Stored data entries
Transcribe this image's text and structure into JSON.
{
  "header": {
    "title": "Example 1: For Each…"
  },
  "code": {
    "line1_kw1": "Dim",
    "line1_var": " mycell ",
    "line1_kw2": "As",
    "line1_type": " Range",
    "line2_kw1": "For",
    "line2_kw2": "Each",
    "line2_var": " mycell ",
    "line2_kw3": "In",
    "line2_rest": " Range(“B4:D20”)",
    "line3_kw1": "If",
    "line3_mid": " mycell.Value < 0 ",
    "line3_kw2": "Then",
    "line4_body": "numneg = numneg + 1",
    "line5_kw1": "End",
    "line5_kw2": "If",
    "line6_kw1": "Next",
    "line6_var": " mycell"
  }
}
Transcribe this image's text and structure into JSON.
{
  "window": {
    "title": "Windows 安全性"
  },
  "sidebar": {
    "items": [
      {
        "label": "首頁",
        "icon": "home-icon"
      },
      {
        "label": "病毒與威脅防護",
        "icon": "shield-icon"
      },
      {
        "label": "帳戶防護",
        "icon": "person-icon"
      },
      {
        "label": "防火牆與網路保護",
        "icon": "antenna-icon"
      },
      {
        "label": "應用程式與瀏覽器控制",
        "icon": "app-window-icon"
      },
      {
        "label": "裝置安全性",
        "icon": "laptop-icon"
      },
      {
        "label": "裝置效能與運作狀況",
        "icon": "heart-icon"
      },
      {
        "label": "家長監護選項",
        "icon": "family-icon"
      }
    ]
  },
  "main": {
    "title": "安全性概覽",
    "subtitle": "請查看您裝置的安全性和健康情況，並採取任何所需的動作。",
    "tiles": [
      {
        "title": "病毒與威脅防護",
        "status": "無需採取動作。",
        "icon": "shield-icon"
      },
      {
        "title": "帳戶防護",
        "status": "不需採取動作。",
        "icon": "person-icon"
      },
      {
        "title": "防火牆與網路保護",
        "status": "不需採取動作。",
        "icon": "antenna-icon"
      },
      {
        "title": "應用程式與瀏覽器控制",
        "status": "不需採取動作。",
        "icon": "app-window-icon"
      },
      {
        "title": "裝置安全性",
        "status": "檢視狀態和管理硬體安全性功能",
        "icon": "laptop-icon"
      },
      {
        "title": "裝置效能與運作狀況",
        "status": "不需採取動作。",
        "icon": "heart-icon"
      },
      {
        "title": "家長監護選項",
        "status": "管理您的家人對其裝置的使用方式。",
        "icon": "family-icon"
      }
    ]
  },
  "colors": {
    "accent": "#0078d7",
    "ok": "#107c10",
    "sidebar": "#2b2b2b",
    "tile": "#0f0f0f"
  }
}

◆ What is expected
Output all of the data above without any alteration.

◆ Solution to the problem
Transcribe this image's text and structure into JSON.
{
  "header": {
    "title": "Example 1: For Each…"
  },
  "code": {
    "line1_kw1": "Dim",
    "line1_var": " mycell ",
    "line1_kw2": "As",
    "line1_type": " Range",
    "line2_kw1": "For",
    "line2_kw2": "Each",
    "line2_var": " mycell ",
    "line2_kw3": "In",
    "line2_rest": " Range(“B4:D20”)",
    "line3_kw1": "If",
    "line3_mid": " mycell.Value < 0 ",
    "line3_kw2": "Then",
    "line4_body": "numneg = numneg + 1",
    "line5_kw1": "End",
    "line5_kw2": "If",
    "line6_kw1": "Next",
    "line6_var": " mycell"
  }
}
Transcribe this image's text and structure into JSON.
{
  "window": {
    "title": "Windows 安全性"
  },
  "sidebar": {
    "items": [
      {
        "label": "首頁",
        "icon": "home-icon"
      },
      {
        "label": "病毒與威脅防護",
        "icon": "shield-icon"
      },
      {
        "label": "帳戶防護",
        "icon": "person-icon"
      },
      {
        "label": "防火牆與網路保護",
        "icon": "antenna-icon"
      },
      {
        "label": "應用程式與瀏覽器控制",
        "icon": "app-window-icon"
      },
      {
        "label": "裝置安全性",
        "icon": "laptop-icon"
      },
      {
        "label": "裝置效能與運作狀況",
        "icon": "heart-icon"
      },
      {
        "label": "家長監護選項",
        "icon": "family-icon"
      }
    ]
  },
  "main": {
    "title": "安全性概覽",
    "subtitle": "請查看您裝置的安全性和健康情況，並採取任何所需的動作。",
    "tiles": [
      {
        "title": "病毒與威脅防護",
        "status": "無需採取動作。",
        "icon": "shield-icon"
      },
      {
        "title": "帳戶防護",
        "status": "不需採取動作。",
        "icon": "person-icon"
      },
      {
        "title": "防火牆與網路保護",
        "status": "不需採取動作。",
        "icon": "antenna-icon"
      },
      {
        "title": "應用程式與瀏覽器控制",
        "status": "不需採取動作。",
        "icon": "app-window-icon"
      },
      {
        "title": "裝置安全性",
        "status": "檢視狀態和管理硬體安全性功能",
        "icon": "laptop-icon"
      },
      {
        "title": "裝置效能與運作狀況",
        "status": "不需採取動作。",
        "icon": "heart-icon"
      },
      {
        "title": "家長監護選項",
        "status": "管理您的家人對其裝置的使用方式。",
        "icon": "family-icon"
      }
    ]
  },
  "colors": {
    "accent": "#0078d7",
    "ok": "#107c10",
    "sidebar": "#2b2b2b",
    "tile": "#0f0f0f"
  }
}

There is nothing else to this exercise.